→ Exercise: How many lines of these records hold the string "极高危险组"? Reply with the number alone.
- - -
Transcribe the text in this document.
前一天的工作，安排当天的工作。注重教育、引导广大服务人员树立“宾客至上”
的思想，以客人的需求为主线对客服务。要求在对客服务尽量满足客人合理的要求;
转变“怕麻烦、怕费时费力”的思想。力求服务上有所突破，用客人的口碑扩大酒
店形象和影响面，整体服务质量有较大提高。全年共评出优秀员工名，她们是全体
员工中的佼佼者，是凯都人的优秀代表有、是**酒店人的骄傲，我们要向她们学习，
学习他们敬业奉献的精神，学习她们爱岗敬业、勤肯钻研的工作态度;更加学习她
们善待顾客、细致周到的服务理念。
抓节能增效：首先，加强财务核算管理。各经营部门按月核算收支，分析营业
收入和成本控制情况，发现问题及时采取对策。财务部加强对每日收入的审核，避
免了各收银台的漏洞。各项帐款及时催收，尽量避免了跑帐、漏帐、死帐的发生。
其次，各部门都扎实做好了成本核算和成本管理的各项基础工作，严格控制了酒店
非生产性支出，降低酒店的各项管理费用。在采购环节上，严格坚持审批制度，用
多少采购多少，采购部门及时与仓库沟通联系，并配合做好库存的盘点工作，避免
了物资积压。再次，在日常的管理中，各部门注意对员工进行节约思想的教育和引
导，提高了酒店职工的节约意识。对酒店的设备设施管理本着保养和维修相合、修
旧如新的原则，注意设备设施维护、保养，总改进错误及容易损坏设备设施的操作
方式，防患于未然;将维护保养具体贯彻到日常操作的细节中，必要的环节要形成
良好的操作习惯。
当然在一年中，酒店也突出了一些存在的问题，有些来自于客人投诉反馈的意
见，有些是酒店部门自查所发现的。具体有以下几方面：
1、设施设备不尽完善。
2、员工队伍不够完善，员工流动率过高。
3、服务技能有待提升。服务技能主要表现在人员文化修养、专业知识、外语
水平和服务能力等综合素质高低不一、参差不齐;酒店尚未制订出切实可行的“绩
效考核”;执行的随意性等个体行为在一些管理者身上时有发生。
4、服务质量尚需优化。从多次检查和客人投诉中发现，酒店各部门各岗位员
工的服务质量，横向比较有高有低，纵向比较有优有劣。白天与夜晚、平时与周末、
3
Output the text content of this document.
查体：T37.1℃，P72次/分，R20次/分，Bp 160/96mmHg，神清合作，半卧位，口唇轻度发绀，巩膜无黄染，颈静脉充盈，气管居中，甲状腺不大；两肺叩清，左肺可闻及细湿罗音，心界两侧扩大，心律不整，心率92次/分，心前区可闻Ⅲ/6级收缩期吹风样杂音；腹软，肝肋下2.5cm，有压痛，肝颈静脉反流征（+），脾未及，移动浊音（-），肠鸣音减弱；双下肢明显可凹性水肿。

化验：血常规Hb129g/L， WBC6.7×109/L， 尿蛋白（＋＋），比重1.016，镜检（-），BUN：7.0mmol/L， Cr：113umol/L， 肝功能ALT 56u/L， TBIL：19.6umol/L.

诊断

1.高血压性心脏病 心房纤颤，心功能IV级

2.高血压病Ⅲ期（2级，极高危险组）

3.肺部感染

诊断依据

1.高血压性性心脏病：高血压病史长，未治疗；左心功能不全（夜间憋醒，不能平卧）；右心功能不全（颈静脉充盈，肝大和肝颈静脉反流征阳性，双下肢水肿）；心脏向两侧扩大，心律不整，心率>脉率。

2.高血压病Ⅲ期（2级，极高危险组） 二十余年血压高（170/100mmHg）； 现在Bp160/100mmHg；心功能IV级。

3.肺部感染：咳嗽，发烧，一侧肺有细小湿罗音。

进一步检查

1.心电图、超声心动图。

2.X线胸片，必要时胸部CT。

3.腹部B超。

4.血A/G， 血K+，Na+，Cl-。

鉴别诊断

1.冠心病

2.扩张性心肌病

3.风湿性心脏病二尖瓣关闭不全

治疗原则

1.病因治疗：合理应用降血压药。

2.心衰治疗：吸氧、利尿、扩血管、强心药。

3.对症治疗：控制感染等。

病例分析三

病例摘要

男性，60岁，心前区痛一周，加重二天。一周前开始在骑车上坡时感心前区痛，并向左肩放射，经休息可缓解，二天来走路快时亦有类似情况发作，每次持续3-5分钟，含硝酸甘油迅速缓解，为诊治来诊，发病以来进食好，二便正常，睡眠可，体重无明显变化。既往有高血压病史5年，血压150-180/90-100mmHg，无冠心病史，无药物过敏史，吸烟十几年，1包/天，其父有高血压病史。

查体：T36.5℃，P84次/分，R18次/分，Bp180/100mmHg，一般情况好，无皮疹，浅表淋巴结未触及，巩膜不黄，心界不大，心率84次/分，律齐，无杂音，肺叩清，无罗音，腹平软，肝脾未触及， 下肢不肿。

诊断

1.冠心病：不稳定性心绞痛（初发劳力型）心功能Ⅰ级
- - -
→ Response: 2